**AIM:**
Repeat the data word for word, starting at the line containing "List each element" and ending with the line containing "- header-judge: 判定: [308, 89, 389, 128]".

**DATA TO USE:**

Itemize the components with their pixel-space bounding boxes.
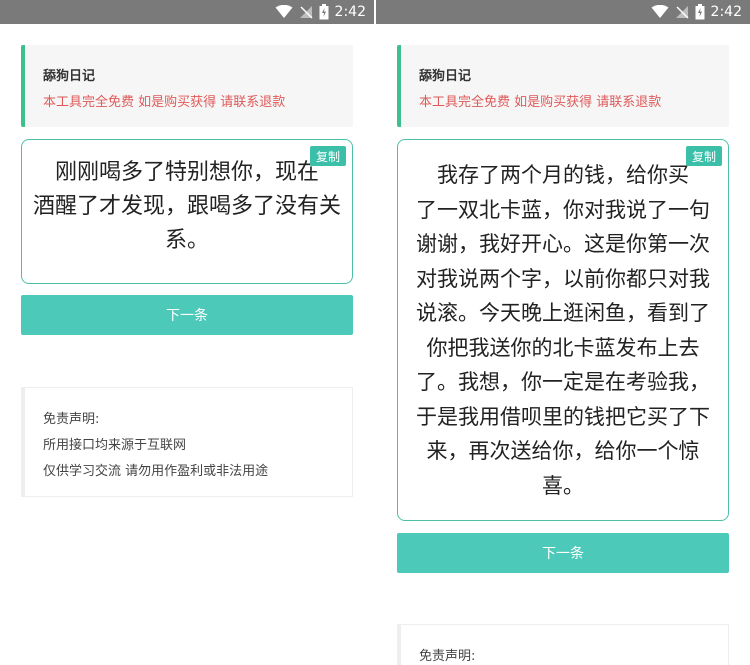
---
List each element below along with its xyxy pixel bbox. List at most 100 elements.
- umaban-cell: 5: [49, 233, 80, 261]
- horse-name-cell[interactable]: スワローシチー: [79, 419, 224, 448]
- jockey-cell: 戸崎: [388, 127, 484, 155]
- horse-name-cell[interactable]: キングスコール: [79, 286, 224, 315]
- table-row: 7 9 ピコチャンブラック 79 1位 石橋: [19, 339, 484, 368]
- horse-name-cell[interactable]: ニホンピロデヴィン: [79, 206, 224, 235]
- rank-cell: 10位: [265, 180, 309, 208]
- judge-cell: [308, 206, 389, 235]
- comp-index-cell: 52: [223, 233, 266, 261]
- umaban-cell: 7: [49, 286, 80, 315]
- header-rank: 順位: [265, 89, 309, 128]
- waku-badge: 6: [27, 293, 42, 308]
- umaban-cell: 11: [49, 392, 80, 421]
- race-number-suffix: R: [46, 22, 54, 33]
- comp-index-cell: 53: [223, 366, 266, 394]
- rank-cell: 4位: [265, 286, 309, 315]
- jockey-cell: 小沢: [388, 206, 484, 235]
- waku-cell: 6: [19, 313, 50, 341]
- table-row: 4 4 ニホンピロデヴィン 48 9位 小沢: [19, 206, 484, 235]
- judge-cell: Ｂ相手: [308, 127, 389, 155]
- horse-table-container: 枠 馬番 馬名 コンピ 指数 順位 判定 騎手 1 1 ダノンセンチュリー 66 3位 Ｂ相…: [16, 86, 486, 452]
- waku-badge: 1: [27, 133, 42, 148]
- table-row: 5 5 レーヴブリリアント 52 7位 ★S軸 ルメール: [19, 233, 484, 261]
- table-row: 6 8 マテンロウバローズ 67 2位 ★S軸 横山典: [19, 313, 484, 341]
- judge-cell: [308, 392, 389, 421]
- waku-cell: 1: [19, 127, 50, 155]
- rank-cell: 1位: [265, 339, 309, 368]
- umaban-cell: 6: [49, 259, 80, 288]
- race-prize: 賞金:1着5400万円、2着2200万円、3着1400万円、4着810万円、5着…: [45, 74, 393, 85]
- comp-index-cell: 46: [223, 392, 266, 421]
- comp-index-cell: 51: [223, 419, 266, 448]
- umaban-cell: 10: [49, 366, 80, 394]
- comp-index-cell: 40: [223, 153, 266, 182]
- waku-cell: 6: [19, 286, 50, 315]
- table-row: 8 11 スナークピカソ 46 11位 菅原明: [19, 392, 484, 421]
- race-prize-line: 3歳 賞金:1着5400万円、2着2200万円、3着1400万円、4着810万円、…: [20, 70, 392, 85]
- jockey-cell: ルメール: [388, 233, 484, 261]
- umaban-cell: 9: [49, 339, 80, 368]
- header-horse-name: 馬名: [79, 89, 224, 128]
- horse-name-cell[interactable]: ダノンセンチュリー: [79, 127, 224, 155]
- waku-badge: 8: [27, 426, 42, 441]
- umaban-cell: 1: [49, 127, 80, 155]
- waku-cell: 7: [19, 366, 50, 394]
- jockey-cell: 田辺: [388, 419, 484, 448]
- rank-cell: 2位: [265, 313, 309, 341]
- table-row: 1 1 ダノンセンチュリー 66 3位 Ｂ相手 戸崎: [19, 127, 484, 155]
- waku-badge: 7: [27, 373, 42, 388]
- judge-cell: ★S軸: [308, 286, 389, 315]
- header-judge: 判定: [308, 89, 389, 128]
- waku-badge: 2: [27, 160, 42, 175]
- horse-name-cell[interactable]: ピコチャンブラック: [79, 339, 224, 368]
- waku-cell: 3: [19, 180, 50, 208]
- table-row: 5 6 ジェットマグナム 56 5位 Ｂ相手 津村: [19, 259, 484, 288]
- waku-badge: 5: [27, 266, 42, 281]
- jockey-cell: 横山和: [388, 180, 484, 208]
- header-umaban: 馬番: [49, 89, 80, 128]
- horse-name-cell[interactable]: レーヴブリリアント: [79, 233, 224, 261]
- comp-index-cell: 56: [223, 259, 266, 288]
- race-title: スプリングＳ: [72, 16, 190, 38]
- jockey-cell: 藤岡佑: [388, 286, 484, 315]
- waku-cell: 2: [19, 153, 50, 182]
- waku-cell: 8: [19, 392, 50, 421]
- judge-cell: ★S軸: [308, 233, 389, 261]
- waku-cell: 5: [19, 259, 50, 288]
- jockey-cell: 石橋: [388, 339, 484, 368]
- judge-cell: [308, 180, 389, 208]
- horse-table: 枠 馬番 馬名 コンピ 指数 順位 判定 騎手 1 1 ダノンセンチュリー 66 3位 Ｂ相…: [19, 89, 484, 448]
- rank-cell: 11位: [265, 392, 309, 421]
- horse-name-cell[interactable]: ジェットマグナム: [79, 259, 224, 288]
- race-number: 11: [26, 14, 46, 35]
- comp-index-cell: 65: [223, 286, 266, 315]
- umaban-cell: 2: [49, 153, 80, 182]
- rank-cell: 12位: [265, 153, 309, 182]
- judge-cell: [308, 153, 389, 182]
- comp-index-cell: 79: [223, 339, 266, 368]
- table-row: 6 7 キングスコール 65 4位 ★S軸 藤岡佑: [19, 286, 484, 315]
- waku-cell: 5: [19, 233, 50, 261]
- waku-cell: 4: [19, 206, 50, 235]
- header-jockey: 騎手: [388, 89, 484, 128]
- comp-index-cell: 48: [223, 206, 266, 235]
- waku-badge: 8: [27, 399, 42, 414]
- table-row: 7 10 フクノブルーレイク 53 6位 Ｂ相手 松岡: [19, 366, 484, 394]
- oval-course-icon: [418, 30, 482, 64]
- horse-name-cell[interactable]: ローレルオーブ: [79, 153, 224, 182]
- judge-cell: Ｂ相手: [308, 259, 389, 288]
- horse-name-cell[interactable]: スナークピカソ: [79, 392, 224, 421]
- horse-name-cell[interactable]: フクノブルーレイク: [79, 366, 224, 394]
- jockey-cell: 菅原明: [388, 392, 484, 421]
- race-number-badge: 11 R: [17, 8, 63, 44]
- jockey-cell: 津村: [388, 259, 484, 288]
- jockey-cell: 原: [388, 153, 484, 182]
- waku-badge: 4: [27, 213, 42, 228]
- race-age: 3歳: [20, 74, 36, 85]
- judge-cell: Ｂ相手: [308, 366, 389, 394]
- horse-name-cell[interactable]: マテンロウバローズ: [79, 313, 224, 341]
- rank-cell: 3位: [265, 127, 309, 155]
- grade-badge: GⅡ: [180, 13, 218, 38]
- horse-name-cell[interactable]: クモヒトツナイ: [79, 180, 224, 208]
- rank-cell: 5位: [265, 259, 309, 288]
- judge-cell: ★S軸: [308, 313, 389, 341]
==
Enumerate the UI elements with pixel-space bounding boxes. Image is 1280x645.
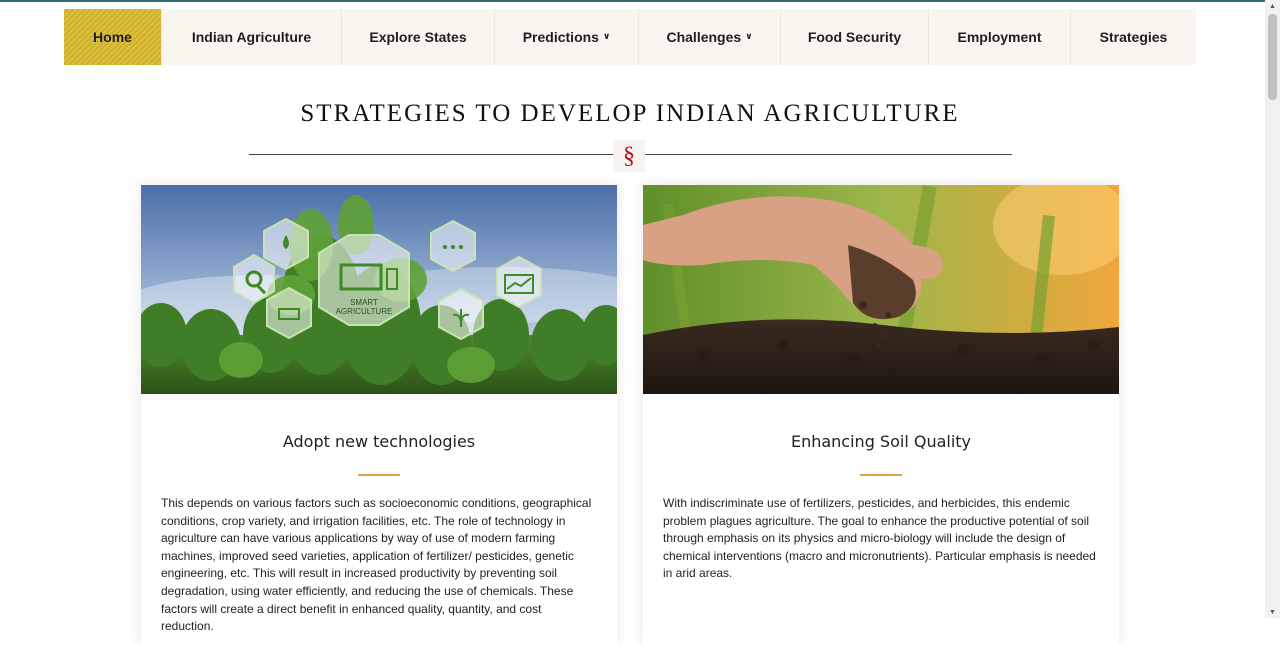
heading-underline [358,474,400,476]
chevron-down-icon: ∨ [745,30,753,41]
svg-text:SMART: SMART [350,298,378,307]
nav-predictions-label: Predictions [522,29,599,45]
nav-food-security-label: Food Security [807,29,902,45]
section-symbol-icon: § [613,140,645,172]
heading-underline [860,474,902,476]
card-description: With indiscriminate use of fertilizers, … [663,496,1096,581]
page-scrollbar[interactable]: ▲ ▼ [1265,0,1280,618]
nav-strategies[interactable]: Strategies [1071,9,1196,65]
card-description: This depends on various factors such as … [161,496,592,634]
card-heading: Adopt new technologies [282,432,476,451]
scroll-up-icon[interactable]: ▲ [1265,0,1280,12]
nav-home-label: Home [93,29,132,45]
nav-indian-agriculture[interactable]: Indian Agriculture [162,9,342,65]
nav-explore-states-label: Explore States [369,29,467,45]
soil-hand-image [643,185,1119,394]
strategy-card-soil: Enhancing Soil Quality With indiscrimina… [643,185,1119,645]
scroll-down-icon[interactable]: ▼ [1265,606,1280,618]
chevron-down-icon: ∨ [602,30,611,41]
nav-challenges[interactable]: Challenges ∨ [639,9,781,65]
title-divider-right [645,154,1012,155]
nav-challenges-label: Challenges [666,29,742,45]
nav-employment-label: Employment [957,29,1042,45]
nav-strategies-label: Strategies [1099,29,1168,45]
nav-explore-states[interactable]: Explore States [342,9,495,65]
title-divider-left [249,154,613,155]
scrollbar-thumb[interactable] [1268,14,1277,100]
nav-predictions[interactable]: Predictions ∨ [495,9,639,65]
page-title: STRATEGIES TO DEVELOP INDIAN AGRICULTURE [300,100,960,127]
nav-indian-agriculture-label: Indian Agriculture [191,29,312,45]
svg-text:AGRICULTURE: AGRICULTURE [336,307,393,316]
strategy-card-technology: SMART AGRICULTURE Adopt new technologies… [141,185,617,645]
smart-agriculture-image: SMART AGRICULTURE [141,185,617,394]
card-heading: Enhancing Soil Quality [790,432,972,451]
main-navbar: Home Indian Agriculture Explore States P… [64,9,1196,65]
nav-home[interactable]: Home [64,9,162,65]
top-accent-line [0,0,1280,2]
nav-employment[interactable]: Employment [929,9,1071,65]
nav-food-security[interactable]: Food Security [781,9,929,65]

**TASK OUTPUT:**
List each element below along with its xyxy pixel bbox. List at most 100 elements.
- umaban-cell: 5: [49, 233, 80, 261]
- horse-name-cell[interactable]: スワローシチー: [79, 419, 224, 448]
- jockey-cell: 戸崎: [388, 127, 484, 155]
- horse-name-cell[interactable]: キングスコール: [79, 286, 224, 315]
- table-row: 7 9 ピコチャンブラック 79 1位 石橋: [19, 339, 484, 368]
- horse-name-cell[interactable]: ニホンピロデヴィン: [79, 206, 224, 235]
- rank-cell: 10位: [265, 180, 309, 208]
- judge-cell: [308, 206, 389, 235]
- comp-index-cell: 52: [223, 233, 266, 261]
- umaban-cell: 7: [49, 286, 80, 315]
- header-rank: 順位: [265, 89, 309, 128]
- waku-badge: 6: [27, 293, 42, 308]
- umaban-cell: 11: [49, 392, 80, 421]
- race-number-suffix: R: [46, 22, 54, 33]
- comp-index-cell: 53: [223, 366, 266, 394]
- rank-cell: 4位: [265, 286, 309, 315]
- jockey-cell: 小沢: [388, 206, 484, 235]
- waku-cell: 6: [19, 313, 50, 341]
- table-row: 4 4 ニホンピロデヴィン 48 9位 小沢: [19, 206, 484, 235]
- judge-cell: Ｂ相手: [308, 127, 389, 155]
- horse-table-container: 枠 馬番 馬名 コンピ 指数 順位 判定 騎手 1 1 ダノンセンチュリー 66 3位 Ｂ相…: [16, 86, 486, 452]
- waku-badge: 1: [27, 133, 42, 148]
- table-row: 5 5 レーヴブリリアント 52 7位 ★S軸 ルメール: [19, 233, 484, 261]
- table-row: 6 8 マテンロウバローズ 67 2位 ★S軸 横山典: [19, 313, 484, 341]
- judge-cell: [308, 392, 389, 421]
- waku-cell: 1: [19, 127, 50, 155]
- rank-cell: 1位: [265, 339, 309, 368]
- umaban-cell: 6: [49, 259, 80, 288]
- race-prize: 賞金:1着5400万円、2着2200万円、3着1400万円、4着810万円、5着…: [45, 74, 393, 85]
- comp-index-cell: 46: [223, 392, 266, 421]
- comp-index-cell: 51: [223, 419, 266, 448]
- umaban-cell: 10: [49, 366, 80, 394]
- comp-index-cell: 40: [223, 153, 266, 182]
- waku-cell: 6: [19, 286, 50, 315]
- table-row: 8 11 スナークピカソ 46 11位 菅原明: [19, 392, 484, 421]
- race-prize-line: 3歳 賞金:1着5400万円、2着2200万円、3着1400万円、4着810万円、…: [20, 70, 392, 85]
- jockey-cell: ルメール: [388, 233, 484, 261]
- umaban-cell: 9: [49, 339, 80, 368]
- header-horse-name: 馬名: [79, 89, 224, 128]
- horse-name-cell[interactable]: ダノンセンチュリー: [79, 127, 224, 155]
- waku-badge: 8: [27, 426, 42, 441]
- umaban-cell: 1: [49, 127, 80, 155]
- waku-cell: 7: [19, 366, 50, 394]
- jockey-cell: 田辺: [388, 419, 484, 448]
- rank-cell: 2位: [265, 313, 309, 341]
- table-row: 1 1 ダノンセンチュリー 66 3位 Ｂ相手 戸崎: [19, 127, 484, 155]
- waku-badge: 7: [27, 373, 42, 388]
- judge-cell: ★S軸: [308, 286, 389, 315]
- header-judge: 判定: [308, 89, 389, 128]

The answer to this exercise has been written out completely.